- _Task input_:
:::::
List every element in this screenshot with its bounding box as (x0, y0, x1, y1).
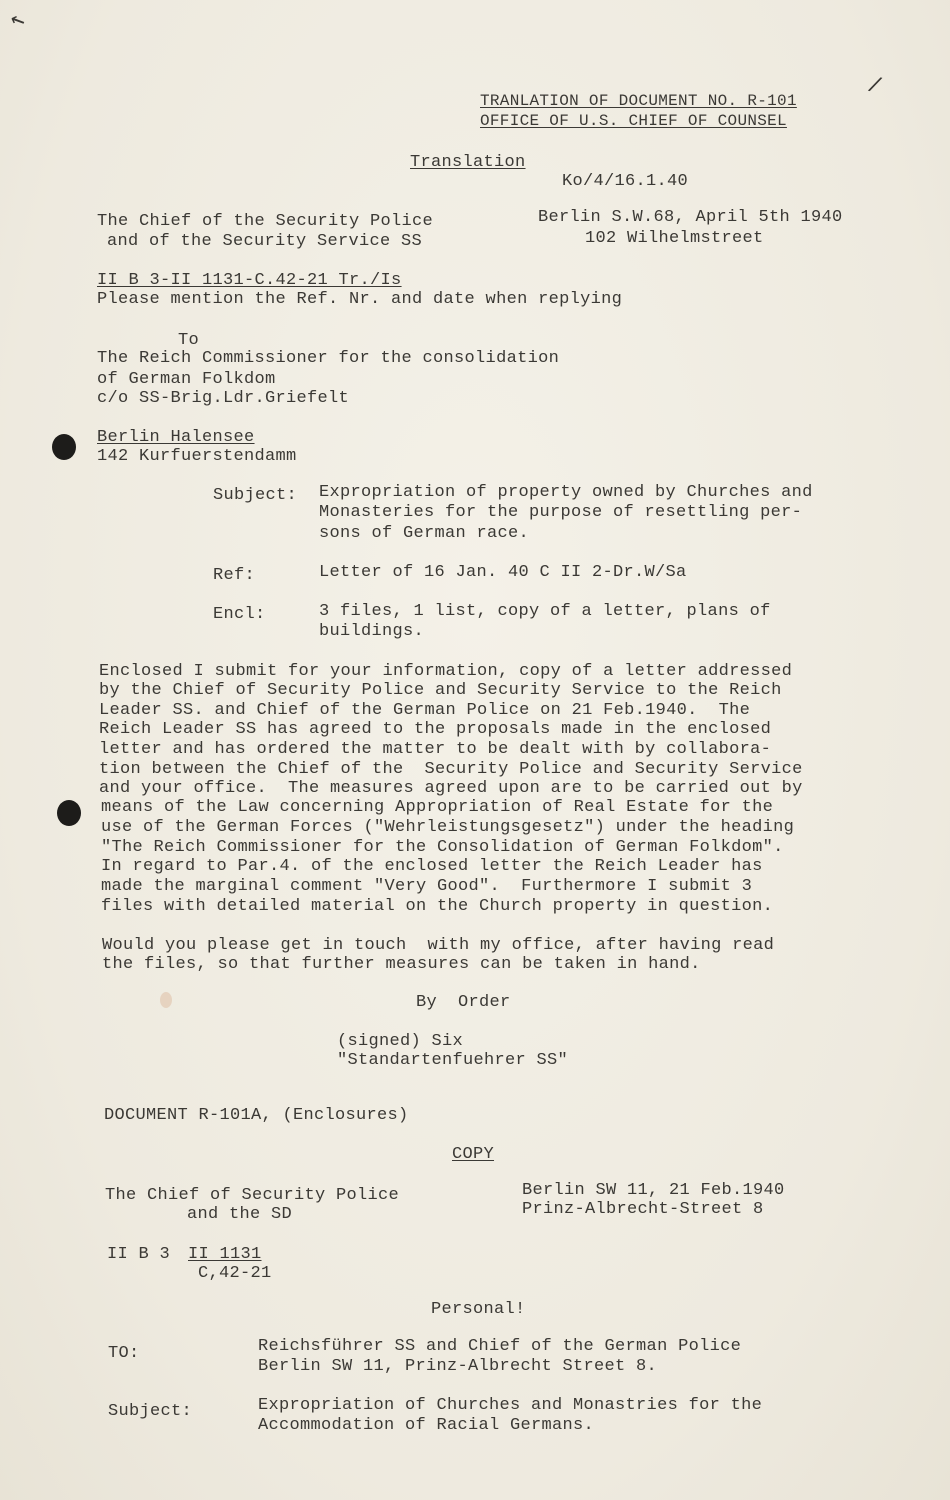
copy-sender-line-1: The Chief of Security Police (105, 1186, 400, 1205)
body-line: tion between the Chief of the Security Police and Security Service (99, 760, 803, 779)
addressee-line: The Reich Commissioner for the consolidation (97, 349, 560, 368)
copy-to-line: Reichsführer SS and Chief of the German Police (258, 1337, 742, 1356)
body-line: Leader SS. and Chief of the German Police on 21 Feb.1940. The (99, 701, 751, 720)
body-line: Reich Leader SS has agreed to the proposals made in the enclosed (99, 720, 772, 739)
copy-to-label: TO: (108, 1344, 140, 1363)
document-number: TRANLATION OF DOCUMENT NO. R-101 (480, 92, 797, 110)
body-line: letter and has ordered the matter to be dealt with by collabora- (99, 740, 772, 759)
personal-label: Personal! (431, 1300, 526, 1319)
file-reference: II B 3-II 1131-C.42-21 Tr./Is (97, 271, 402, 290)
copy-ref-sub: C,42-21 (198, 1264, 272, 1283)
subject-line: sons of German race. (319, 524, 530, 543)
copy-ref-number: II 1131 (188, 1245, 262, 1264)
body-line: by the Chief of Security Police and Security Service to the Reich (99, 681, 782, 700)
body-line: use of the German Forces ("Wehrleistungsgesetz") under the heading (101, 818, 795, 837)
signature-line: (signed) Six (337, 1032, 464, 1051)
sender-street: 102 Wilhelmstreet (585, 229, 764, 248)
sender-line-1: The Chief of the Security Police (97, 212, 434, 231)
stain-mark (160, 992, 172, 1008)
corner-scratch-mark: ↖ (5, 5, 31, 36)
copy-subject-line: Accommodation of Racial Germans. (258, 1416, 595, 1435)
copy-label: COPY (452, 1145, 495, 1164)
by-order: By Order (416, 993, 511, 1012)
copy-subject-line: Expropriation of Churches and Monastries for the (258, 1396, 763, 1415)
subject-line: Expropriation of property owned by Churches and (319, 483, 813, 502)
addressee-line: c/o SS-Brig.Ldr.Griefelt (97, 389, 350, 408)
sender-line-2: and of the Security Service SS (107, 232, 423, 251)
body-line: Enclosed I submit for your information, copy of a letter addressed (99, 662, 793, 681)
copy-place-date: Berlin SW 11, 21 Feb.1940 (522, 1181, 785, 1200)
enclosure-line: buildings. (319, 622, 425, 641)
punch-hole-lower (57, 800, 81, 826)
closing-line: the files, so that further measures can be taken in hand. (102, 955, 701, 974)
margin-tick-mark: / (864, 72, 885, 101)
closing-line: Would you please get in touch with my office, after having read (102, 936, 775, 955)
ref-label: Ref: (213, 566, 256, 585)
copy-street: Prinz-Albrecht-Street 8 (522, 1200, 764, 1219)
copy-to-line: Berlin SW 11, Prinz-Albrecht Street 8. (258, 1357, 658, 1376)
reference-code: Ko/4/16.1.40 (562, 172, 689, 191)
copy-ref-prefix: II B 3 (107, 1245, 171, 1264)
subject-line: Monasteries for the purpose of resettling per- (319, 503, 803, 522)
body-line: files with detailed material on the Church property in question. (101, 897, 774, 916)
copy-sender-line-2: and the SD (187, 1205, 293, 1224)
copy-subject-label: Subject: (108, 1402, 193, 1421)
addressee-street: 142 Kurfuerstendamm (97, 447, 297, 466)
punch-hole-upper (52, 434, 76, 460)
translation-title: Translation (410, 153, 526, 172)
office-label: OFFICE OF U.S. CHIEF OF COUNSEL (480, 112, 787, 130)
signature-rank: "Standartenfuehrer SS" (337, 1051, 569, 1070)
to-label: To (178, 331, 200, 350)
reply-instruction: Please mention the Ref. Nr. and date when replying (97, 290, 623, 309)
body-line: made the marginal comment "Very Good". Furthermore I submit 3 (101, 877, 753, 896)
place-date: Berlin S.W.68, April 5th 1940 (538, 208, 843, 227)
body-line: "The Reich Commissioner for the Consolidation of German Folkdom". (101, 838, 784, 857)
body-line: In regard to Par.4. of the enclosed letter the Reich Leader has (101, 857, 763, 876)
enclosure-line: 3 files, 1 list, copy of a letter, plans of (319, 602, 771, 621)
ref-text: Letter of 16 Jan. 40 C II 2-Dr.W/Sa (319, 563, 687, 582)
body-line: and your office. The measures agreed upon are to be carried out by (99, 779, 803, 798)
subject-label: Subject: (213, 486, 298, 505)
enclosure-document-label: DOCUMENT R-101A, (Enclosures) (104, 1106, 409, 1125)
addressee-line: of German Folkdom (97, 370, 276, 389)
enclosure-label: Encl: (213, 605, 266, 624)
addressee-city: Berlin Halensee (97, 428, 255, 447)
body-line: means of the Law concerning Appropriation of Real Estate for the (101, 798, 774, 817)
:::::
- _What the exercise asks_: Pick out every line of the records that contains the word "document" and copy each such line in full.

- _Correct answer_:
document-number: TRANLATION OF DOCUMENT NO. R-101 (480, 92, 797, 110)
enclosure-document-label: DOCUMENT R-101A, (Enclosures) (104, 1106, 409, 1125)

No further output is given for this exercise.